**WHAT YOU ARE ASKED TO DO**
Copy the data word for word, keeping every line.

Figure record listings
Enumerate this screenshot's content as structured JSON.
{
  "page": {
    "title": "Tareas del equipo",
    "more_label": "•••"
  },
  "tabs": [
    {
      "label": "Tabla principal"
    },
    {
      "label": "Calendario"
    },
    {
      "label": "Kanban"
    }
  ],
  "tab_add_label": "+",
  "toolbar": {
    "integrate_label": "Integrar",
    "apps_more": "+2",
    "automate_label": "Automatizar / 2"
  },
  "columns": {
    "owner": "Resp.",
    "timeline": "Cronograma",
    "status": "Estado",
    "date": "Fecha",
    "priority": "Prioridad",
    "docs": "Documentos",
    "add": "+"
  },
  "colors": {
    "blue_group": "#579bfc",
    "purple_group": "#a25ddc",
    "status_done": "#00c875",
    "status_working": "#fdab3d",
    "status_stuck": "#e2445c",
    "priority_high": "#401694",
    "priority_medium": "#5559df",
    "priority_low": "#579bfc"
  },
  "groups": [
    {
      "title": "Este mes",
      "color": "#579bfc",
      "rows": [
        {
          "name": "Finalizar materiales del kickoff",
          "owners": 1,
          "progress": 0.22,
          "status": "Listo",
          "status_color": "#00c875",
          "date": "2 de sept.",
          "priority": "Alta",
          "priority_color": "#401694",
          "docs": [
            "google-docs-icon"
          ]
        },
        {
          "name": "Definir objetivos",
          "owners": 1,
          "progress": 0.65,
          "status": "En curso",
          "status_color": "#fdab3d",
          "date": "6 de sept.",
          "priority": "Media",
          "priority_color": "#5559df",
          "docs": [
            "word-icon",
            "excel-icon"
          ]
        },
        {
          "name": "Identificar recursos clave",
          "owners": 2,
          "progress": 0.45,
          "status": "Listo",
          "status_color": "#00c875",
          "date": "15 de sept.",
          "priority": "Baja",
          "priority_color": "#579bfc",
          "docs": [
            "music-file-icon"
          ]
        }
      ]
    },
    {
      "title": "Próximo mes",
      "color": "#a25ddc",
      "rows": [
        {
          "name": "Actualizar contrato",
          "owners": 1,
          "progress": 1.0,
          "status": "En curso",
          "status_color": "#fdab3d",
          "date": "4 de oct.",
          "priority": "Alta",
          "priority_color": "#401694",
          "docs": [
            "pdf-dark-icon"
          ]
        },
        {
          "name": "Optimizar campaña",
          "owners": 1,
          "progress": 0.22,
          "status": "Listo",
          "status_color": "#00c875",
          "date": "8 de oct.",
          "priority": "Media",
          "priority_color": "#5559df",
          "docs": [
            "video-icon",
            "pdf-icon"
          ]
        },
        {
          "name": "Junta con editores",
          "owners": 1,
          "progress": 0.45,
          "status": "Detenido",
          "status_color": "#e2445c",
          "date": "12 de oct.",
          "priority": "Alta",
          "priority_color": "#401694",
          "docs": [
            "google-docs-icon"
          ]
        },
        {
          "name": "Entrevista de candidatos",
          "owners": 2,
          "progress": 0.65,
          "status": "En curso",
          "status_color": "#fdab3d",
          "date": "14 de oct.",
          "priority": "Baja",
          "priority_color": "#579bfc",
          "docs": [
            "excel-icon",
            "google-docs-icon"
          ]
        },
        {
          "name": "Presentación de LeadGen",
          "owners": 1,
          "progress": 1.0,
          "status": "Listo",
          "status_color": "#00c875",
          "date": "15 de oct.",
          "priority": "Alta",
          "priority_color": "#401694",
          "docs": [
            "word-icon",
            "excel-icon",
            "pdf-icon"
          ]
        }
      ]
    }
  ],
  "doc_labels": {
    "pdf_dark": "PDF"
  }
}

**WORKED ANSWER**
Enumerate this screenshot's content as structured JSON.
{
  "page": {
    "title": "Tareas del equipo",
    "more_label": "•••"
  },
  "tabs": [
    {
      "label": "Tabla principal"
    },
    {
      "label": "Calendario"
    },
    {
      "label": "Kanban"
    }
  ],
  "tab_add_label": "+",
  "toolbar": {
    "integrate_label": "Integrar",
    "apps_more": "+2",
    "automate_label": "Automatizar / 2"
  },
  "columns": {
    "owner": "Resp.",
    "timeline": "Cronograma",
    "status": "Estado",
    "date": "Fecha",
    "priority": "Prioridad",
    "docs": "Documentos",
    "add": "+"
  },
  "colors": {
    "blue_group": "#579bfc",
    "purple_group": "#a25ddc",
    "status_done": "#00c875",
    "status_working": "#fdab3d",
    "status_stuck": "#e2445c",
    "priority_high": "#401694",
    "priority_medium": "#5559df",
    "priority_low": "#579bfc"
  },
  "groups": [
    {
      "title": "Este mes",
      "color": "#579bfc",
      "rows": [
        {
          "name": "Finalizar materiales del kickoff",
          "owners": 1,
          "progress": 0.22,
          "status": "Listo",
          "status_color": "#00c875",
          "date": "2 de sept.",
          "priority": "Alta",
          "priority_color": "#401694",
          "docs": [
            "google-docs-icon"
          ]
        },
        {
          "name": "Definir objetivos",
          "owners": 1,
          "progress": 0.65,
          "status": "En curso",
          "status_color": "#fdab3d",
          "date": "6 de sept.",
          "priority": "Media",
          "priority_color": "#5559df",
          "docs": [
            "word-icon",
            "excel-icon"
          ]
        },
        {
          "name": "Identificar recursos clave",
          "owners": 2,
          "progress": 0.45,
          "status": "Listo",
          "status_color": "#00c875",
          "date": "15 de sept.",
          "priority": "Baja",
          "priority_color": "#579bfc",
          "docs": [
            "music-file-icon"
          ]
        }
      ]
    },
    {
      "title": "Próximo mes",
      "color": "#a25ddc",
      "rows": [
        {
          "name": "Actualizar contrato",
          "owners": 1,
          "progress": 1.0,
          "status": "En curso",
          "status_color": "#fdab3d",
          "date": "4 de oct.",
          "priority": "Alta",
          "priority_color": "#401694",
          "docs": [
            "pdf-dark-icon"
          ]
        },
        {
          "name": "Optimizar campaña",
          "owners": 1,
          "progress": 0.22,
          "status": "Listo",
          "status_color": "#00c875",
          "date": "8 de oct.",
          "priority": "Media",
          "priority_color": "#5559df",
          "docs": [
            "video-icon",
            "pdf-icon"
          ]
        },
        {
          "name": "Junta con editores",
          "owners": 1,
          "progress": 0.45,
          "status": "Detenido",
          "status_color": "#e2445c",
          "date": "12 de oct.",
          "priority": "Alta",
          "priority_color": "#401694",
          "docs": [
            "google-docs-icon"
          ]
        },
        {
          "name": "Entrevista de candidatos",
          "owners": 2,
          "progress": 0.65,
          "status": "En curso",
          "status_color": "#fdab3d",
          "date": "14 de oct.",
          "priority": "Baja",
          "priority_color": "#579bfc",
          "docs": [
            "excel-icon",
            "google-docs-icon"
          ]
        },
        {
          "name": "Presentación de LeadGen",
          "owners": 1,
          "progress": 1.0,
          "status": "Listo",
          "status_color": "#00c875",
          "date": "15 de oct.",
          "priority": "Alta",
          "priority_color": "#401694",
          "docs": [
            "word-icon",
            "excel-icon",
            "pdf-icon"
          ]
        }
      ]
    }
  ],
  "doc_labels": {
    "pdf_dark": "PDF"
  }
}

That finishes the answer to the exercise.